Copy out every line below that contains the string "title", treating uppercase and lowercase as different.

→ **RECORDS PROVIDED**

══════════════════════════════

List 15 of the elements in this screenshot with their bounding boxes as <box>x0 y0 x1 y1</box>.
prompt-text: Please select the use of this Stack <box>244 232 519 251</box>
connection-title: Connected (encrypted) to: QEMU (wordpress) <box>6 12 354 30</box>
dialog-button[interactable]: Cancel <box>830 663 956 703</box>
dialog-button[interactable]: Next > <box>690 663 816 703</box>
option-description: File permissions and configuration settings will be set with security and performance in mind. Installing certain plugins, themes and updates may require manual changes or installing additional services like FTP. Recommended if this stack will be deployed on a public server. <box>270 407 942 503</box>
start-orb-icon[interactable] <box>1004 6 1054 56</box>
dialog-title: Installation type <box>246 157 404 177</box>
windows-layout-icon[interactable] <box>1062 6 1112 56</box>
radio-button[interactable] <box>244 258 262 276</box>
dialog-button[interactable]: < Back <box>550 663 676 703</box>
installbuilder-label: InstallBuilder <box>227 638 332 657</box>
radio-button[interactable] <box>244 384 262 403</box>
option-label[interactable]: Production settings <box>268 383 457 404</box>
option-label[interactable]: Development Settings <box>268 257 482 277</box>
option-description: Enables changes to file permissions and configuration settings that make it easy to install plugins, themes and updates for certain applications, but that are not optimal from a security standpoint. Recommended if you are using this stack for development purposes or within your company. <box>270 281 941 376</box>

══════════════════════════════

→ **FINISHED TASK**
connection-title: Connected (encrypted) to: QEMU (wordpress) <box>6 12 354 30</box>
dialog-title: Installation type <box>246 157 404 177</box>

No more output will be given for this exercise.